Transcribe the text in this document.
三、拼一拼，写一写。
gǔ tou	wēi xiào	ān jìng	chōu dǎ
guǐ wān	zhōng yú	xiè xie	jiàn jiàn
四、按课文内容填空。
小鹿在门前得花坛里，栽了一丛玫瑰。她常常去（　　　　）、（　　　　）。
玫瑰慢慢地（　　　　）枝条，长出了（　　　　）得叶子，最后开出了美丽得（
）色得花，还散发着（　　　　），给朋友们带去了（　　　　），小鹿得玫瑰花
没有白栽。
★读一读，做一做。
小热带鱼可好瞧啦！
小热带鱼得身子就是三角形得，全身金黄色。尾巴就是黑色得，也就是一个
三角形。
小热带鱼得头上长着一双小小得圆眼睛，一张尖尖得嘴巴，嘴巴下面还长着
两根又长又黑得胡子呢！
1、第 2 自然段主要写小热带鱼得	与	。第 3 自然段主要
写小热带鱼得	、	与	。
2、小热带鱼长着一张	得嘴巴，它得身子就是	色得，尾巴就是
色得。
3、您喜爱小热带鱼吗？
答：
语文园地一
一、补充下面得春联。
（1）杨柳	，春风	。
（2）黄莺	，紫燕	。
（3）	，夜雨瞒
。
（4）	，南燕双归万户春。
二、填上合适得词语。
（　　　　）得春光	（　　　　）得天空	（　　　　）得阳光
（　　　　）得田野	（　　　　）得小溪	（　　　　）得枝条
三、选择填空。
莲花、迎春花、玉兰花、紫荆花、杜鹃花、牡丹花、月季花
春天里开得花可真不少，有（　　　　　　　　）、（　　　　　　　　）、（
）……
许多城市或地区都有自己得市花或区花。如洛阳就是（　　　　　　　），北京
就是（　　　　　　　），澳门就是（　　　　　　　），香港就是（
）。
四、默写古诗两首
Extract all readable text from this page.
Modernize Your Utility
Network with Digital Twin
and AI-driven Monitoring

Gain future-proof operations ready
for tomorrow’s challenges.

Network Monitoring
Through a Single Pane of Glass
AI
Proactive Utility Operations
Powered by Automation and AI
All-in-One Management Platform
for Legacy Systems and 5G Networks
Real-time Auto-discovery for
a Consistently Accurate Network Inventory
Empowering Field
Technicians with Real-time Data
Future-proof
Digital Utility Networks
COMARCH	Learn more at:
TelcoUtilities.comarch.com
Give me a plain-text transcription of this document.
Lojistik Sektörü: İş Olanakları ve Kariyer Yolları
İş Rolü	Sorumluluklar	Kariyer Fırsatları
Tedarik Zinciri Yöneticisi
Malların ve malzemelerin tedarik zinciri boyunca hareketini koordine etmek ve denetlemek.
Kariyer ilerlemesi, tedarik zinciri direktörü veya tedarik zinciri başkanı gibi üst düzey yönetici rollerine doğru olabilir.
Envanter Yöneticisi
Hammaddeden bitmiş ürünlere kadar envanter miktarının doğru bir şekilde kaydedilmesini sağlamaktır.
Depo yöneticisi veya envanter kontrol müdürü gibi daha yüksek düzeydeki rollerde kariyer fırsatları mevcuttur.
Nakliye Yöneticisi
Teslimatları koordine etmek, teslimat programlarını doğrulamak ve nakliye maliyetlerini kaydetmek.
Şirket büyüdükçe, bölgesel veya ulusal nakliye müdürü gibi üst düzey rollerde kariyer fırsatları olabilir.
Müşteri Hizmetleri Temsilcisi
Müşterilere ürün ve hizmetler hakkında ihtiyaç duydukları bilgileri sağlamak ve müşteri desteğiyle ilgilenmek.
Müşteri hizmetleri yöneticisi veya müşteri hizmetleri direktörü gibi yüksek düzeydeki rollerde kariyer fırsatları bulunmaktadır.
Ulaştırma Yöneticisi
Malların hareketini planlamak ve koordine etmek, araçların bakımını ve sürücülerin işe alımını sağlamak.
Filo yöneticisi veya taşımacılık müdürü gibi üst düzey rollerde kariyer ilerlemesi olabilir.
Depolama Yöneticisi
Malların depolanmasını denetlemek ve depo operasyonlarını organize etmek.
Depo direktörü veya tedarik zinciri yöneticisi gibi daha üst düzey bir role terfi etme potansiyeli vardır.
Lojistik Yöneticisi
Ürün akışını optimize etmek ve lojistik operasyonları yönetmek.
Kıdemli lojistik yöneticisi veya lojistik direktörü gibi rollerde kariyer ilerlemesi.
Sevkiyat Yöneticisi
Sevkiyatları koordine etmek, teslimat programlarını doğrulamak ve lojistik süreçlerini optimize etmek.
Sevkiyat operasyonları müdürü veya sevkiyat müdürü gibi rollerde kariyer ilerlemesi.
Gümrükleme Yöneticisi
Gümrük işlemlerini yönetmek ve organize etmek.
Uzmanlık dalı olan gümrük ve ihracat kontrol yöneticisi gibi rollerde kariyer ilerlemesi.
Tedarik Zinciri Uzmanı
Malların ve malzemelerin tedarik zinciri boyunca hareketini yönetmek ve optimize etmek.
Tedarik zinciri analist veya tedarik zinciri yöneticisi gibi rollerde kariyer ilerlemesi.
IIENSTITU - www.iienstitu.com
■ ■ ■ ■ ■
● **EXERCISE DETAILS**: Output nothing but the number of lines in the data containing the string "Real".

● **RESPONSE TO THIS TASK**: 2